→ **EXERCISE DATA**
>> START

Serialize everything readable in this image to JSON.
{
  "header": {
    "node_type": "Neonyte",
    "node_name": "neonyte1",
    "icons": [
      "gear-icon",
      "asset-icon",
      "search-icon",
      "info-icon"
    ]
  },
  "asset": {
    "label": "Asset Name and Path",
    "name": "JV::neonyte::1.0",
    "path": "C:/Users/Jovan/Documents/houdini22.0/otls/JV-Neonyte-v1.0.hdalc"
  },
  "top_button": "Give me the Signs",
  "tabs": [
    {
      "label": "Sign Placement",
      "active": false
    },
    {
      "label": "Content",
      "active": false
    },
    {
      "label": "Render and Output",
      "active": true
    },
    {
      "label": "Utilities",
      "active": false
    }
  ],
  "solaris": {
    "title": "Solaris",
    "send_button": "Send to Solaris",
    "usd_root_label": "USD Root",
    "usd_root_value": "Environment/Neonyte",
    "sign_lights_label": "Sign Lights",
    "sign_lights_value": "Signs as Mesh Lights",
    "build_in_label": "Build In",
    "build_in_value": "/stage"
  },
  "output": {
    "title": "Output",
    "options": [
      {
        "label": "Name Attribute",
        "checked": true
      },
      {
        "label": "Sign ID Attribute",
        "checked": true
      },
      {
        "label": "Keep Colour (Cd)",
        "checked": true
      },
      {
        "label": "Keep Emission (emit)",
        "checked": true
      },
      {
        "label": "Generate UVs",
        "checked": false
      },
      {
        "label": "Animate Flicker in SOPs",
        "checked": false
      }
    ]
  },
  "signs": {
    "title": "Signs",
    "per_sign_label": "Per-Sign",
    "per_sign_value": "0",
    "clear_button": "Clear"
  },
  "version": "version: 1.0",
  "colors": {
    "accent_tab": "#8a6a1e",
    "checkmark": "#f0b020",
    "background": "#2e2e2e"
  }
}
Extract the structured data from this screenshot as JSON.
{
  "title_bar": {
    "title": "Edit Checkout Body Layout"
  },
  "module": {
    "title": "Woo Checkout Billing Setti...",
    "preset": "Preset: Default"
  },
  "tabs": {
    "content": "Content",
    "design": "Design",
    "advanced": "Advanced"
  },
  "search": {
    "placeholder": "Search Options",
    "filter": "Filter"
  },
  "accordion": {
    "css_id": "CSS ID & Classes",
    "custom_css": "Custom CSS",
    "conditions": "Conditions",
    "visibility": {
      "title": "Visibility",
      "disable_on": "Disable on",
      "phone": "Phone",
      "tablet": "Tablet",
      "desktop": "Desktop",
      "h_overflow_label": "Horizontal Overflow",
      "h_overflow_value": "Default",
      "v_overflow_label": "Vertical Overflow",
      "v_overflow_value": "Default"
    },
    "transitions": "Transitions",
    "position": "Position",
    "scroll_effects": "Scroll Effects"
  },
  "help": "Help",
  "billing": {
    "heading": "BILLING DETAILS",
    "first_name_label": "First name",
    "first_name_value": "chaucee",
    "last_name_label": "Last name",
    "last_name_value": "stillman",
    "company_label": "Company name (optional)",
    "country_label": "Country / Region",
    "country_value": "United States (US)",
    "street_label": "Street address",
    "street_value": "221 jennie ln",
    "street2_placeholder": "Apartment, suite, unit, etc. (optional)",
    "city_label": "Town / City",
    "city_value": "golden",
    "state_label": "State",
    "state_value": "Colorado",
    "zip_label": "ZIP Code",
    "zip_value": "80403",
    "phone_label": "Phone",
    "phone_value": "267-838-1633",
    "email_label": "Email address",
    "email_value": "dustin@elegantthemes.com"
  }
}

>> END

→ **WRITTEN EXERCISE**
Write the data from above out again, exactly.

→ **COMPLETE RESPONSE**
Serialize everything readable in this image to JSON.
{
  "header": {
    "node_type": "Neonyte",
    "node_name": "neonyte1",
    "icons": [
      "gear-icon",
      "asset-icon",
      "search-icon",
      "info-icon"
    ]
  },
  "asset": {
    "label": "Asset Name and Path",
    "name": "JV::neonyte::1.0",
    "path": "C:/Users/Jovan/Documents/houdini22.0/otls/JV-Neonyte-v1.0.hdalc"
  },
  "top_button": "Give me the Signs",
  "tabs": [
    {
      "label": "Sign Placement",
      "active": false
    },
    {
      "label": "Content",
      "active": false
    },
    {
      "label": "Render and Output",
      "active": true
    },
    {
      "label": "Utilities",
      "active": false
    }
  ],
  "solaris": {
    "title": "Solaris",
    "send_button": "Send to Solaris",
    "usd_root_label": "USD Root",
    "usd_root_value": "Environment/Neonyte",
    "sign_lights_label": "Sign Lights",
    "sign_lights_value": "Signs as Mesh Lights",
    "build_in_label": "Build In",
    "build_in_value": "/stage"
  },
  "output": {
    "title": "Output",
    "options": [
      {
        "label": "Name Attribute",
        "checked": true
      },
      {
        "label": "Sign ID Attribute",
        "checked": true
      },
      {
        "label": "Keep Colour (Cd)",
        "checked": true
      },
      {
        "label": "Keep Emission (emit)",
        "checked": true
      },
      {
        "label": "Generate UVs",
        "checked": false
      },
      {
        "label": "Animate Flicker in SOPs",
        "checked": false
      }
    ]
  },
  "signs": {
    "title": "Signs",
    "per_sign_label": "Per-Sign",
    "per_sign_value": "0",
    "clear_button": "Clear"
  },
  "version": "version: 1.0",
  "colors": {
    "accent_tab": "#8a6a1e",
    "checkmark": "#f0b020",
    "background": "#2e2e2e"
  }
}
Extract the structured data from this screenshot as JSON.
{
  "title_bar": {
    "title": "Edit Checkout Body Layout"
  },
  "module": {
    "title": "Woo Checkout Billing Setti...",
    "preset": "Preset: Default"
  },
  "tabs": {
    "content": "Content",
    "design": "Design",
    "advanced": "Advanced"
  },
  "search": {
    "placeholder": "Search Options",
    "filter": "Filter"
  },
  "accordion": {
    "css_id": "CSS ID & Classes",
    "custom_css": "Custom CSS",
    "conditions": "Conditions",
    "visibility": {
      "title": "Visibility",
      "disable_on": "Disable on",
      "phone": "Phone",
      "tablet": "Tablet",
      "desktop": "Desktop",
      "h_overflow_label": "Horizontal Overflow",
      "h_overflow_value": "Default",
      "v_overflow_label": "Vertical Overflow",
      "v_overflow_value": "Default"
    },
    "transitions": "Transitions",
    "position": "Position",
    "scroll_effects": "Scroll Effects"
  },
  "help": "Help",
  "billing": {
    "heading": "BILLING DETAILS",
    "first_name_label": "First name",
    "first_name_value": "chaucee",
    "last_name_label": "Last name",
    "last_name_value": "stillman",
    "company_label": "Company name (optional)",
    "country_label": "Country / Region",
    "country_value": "United States (US)",
    "street_label": "Street address",
    "street_value": "221 jennie ln",
    "street2_placeholder": "Apartment, suite, unit, etc. (optional)",
    "city_label": "Town / City",
    "city_value": "golden",
    "state_label": "State",
    "state_value": "Colorado",
    "zip_label": "ZIP Code",
    "zip_value": "80403",
    "phone_label": "Phone",
    "phone_value": "267-838-1633",
    "email_label": "Email address",
    "email_value": "dustin@elegantthemes.com"
  }
}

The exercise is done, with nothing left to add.